[Records excerpted from a collection]
====================
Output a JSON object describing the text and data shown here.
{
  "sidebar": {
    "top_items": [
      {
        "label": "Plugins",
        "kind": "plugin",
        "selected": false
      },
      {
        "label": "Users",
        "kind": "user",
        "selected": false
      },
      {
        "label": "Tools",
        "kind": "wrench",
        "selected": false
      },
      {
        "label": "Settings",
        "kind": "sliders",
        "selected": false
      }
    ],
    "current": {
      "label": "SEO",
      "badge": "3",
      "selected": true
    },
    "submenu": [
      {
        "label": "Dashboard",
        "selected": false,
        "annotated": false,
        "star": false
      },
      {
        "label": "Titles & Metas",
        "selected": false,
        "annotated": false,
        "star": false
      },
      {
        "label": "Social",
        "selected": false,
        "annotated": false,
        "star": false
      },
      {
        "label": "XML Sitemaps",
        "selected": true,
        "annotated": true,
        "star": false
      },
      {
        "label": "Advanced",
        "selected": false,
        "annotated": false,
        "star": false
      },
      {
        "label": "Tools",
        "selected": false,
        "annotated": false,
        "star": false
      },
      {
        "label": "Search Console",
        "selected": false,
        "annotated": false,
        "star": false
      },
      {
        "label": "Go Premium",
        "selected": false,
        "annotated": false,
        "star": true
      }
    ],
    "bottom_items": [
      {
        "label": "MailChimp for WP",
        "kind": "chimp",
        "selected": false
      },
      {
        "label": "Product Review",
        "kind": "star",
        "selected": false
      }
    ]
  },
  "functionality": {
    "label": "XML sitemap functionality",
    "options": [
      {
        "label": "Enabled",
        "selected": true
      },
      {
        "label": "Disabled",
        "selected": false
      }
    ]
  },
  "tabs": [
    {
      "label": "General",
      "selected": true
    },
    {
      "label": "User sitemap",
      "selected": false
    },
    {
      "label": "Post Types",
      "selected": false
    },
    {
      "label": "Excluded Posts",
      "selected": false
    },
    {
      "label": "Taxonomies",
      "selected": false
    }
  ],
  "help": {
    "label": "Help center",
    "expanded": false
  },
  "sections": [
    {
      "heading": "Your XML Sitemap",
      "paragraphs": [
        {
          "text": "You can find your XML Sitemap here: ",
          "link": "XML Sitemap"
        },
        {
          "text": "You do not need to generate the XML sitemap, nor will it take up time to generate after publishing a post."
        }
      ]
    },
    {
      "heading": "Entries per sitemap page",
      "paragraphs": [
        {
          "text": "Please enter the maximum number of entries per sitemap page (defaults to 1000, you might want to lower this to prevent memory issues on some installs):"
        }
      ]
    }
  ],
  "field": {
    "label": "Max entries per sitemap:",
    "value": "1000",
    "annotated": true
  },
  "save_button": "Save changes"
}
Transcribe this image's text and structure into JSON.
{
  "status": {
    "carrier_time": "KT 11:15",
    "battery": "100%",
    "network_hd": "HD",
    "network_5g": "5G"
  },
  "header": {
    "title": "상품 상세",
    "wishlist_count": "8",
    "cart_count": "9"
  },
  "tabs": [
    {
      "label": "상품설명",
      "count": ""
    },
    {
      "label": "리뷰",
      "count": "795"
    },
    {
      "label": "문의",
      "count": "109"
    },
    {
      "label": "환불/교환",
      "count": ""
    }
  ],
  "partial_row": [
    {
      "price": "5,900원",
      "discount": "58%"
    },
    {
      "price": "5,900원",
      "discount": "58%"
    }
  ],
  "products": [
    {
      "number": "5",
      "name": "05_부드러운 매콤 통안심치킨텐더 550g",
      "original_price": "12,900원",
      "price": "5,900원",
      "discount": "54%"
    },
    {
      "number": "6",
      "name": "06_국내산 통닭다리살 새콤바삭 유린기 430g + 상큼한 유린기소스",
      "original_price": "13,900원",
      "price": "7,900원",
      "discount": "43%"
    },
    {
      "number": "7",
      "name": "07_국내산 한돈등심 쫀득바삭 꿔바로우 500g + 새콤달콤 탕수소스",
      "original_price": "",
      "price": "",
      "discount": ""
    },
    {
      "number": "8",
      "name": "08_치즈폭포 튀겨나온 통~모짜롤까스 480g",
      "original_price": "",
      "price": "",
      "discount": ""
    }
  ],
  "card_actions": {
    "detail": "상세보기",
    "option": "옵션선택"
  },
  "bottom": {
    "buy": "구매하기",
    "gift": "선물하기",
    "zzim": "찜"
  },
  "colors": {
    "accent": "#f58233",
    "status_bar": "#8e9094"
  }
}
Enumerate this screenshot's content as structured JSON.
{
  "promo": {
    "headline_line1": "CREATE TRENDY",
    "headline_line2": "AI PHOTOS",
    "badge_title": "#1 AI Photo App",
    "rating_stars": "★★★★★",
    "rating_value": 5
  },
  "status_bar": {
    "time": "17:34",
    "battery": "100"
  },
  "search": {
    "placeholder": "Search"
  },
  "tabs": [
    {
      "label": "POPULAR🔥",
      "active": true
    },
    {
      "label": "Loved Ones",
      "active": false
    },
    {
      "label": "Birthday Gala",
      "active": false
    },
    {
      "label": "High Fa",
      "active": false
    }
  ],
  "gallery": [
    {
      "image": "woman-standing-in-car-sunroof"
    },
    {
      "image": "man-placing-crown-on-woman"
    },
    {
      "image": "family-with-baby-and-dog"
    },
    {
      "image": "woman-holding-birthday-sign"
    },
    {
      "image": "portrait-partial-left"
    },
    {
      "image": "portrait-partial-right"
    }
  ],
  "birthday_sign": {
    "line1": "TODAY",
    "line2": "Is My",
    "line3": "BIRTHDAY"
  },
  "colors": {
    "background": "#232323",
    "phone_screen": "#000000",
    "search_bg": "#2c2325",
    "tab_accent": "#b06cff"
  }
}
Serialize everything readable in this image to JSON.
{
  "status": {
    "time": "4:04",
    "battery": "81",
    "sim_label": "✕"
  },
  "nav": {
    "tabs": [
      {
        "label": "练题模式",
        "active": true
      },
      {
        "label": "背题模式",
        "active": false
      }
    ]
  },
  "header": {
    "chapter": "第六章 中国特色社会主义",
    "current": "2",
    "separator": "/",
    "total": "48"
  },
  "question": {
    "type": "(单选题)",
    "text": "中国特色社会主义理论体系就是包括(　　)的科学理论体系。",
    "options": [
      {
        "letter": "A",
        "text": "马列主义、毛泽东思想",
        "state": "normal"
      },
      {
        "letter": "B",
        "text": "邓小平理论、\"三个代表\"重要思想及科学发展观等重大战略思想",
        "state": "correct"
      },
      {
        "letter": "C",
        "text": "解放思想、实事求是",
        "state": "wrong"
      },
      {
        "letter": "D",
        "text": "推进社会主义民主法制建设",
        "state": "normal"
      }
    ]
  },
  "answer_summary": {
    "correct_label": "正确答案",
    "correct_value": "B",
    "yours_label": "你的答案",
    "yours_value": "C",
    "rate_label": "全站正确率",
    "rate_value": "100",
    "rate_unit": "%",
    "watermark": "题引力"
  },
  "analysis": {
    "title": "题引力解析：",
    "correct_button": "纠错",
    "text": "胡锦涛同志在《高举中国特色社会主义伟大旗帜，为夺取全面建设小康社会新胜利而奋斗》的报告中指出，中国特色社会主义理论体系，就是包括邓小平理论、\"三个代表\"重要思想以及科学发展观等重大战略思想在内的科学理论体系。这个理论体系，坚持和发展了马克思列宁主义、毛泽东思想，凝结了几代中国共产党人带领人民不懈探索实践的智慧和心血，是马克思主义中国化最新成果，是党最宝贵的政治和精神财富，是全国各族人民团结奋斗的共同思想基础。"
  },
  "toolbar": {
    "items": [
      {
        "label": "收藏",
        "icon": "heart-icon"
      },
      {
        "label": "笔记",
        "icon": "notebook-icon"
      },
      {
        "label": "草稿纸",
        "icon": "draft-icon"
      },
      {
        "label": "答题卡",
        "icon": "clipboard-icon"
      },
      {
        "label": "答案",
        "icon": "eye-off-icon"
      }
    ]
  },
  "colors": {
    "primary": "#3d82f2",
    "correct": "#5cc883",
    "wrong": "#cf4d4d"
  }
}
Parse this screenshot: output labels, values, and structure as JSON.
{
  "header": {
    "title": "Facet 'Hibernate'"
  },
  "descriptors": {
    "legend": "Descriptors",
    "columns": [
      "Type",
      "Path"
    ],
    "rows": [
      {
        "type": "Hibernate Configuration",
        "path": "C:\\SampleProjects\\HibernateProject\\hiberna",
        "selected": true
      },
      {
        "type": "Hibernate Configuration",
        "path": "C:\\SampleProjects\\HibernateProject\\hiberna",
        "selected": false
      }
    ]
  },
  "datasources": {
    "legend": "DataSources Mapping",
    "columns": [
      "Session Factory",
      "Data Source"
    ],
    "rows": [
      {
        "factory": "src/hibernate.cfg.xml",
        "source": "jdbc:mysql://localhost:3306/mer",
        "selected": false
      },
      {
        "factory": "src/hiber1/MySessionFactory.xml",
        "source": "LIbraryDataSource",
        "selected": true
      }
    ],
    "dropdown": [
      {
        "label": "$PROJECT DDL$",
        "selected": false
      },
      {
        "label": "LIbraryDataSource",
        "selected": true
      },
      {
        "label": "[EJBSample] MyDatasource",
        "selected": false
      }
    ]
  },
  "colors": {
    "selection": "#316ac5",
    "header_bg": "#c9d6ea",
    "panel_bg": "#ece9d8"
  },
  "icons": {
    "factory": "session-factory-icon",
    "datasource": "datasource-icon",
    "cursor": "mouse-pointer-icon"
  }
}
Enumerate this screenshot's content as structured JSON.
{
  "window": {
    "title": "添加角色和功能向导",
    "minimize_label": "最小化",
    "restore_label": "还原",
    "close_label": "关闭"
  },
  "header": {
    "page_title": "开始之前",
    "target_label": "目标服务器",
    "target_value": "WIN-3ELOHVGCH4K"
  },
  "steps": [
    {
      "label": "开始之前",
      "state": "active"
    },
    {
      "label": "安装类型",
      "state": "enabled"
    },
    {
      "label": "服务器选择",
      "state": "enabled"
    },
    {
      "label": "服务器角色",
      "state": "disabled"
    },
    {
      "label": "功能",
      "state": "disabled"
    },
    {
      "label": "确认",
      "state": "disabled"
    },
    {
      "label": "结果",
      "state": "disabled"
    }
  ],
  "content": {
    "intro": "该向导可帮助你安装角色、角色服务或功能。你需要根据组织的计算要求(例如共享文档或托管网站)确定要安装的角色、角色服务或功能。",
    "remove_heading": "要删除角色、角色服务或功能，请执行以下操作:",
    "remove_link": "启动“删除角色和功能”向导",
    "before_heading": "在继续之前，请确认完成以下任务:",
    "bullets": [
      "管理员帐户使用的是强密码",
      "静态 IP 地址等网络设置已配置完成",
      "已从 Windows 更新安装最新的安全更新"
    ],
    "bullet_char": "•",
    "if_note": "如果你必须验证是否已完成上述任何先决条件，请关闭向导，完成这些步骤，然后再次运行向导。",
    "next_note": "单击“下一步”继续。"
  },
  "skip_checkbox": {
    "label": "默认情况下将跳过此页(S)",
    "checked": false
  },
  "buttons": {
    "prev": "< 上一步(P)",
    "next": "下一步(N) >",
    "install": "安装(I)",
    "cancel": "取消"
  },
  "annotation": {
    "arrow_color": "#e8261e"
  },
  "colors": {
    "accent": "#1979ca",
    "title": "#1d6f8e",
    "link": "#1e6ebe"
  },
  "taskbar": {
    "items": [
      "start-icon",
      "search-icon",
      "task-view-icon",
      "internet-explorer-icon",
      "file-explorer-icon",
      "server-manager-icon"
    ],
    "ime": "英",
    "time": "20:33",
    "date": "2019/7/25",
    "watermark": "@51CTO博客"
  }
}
====================
GIVEN INSTRUCTION:
Give only the number of lines in the material above that include the word "here".

TASK ANSWER:
2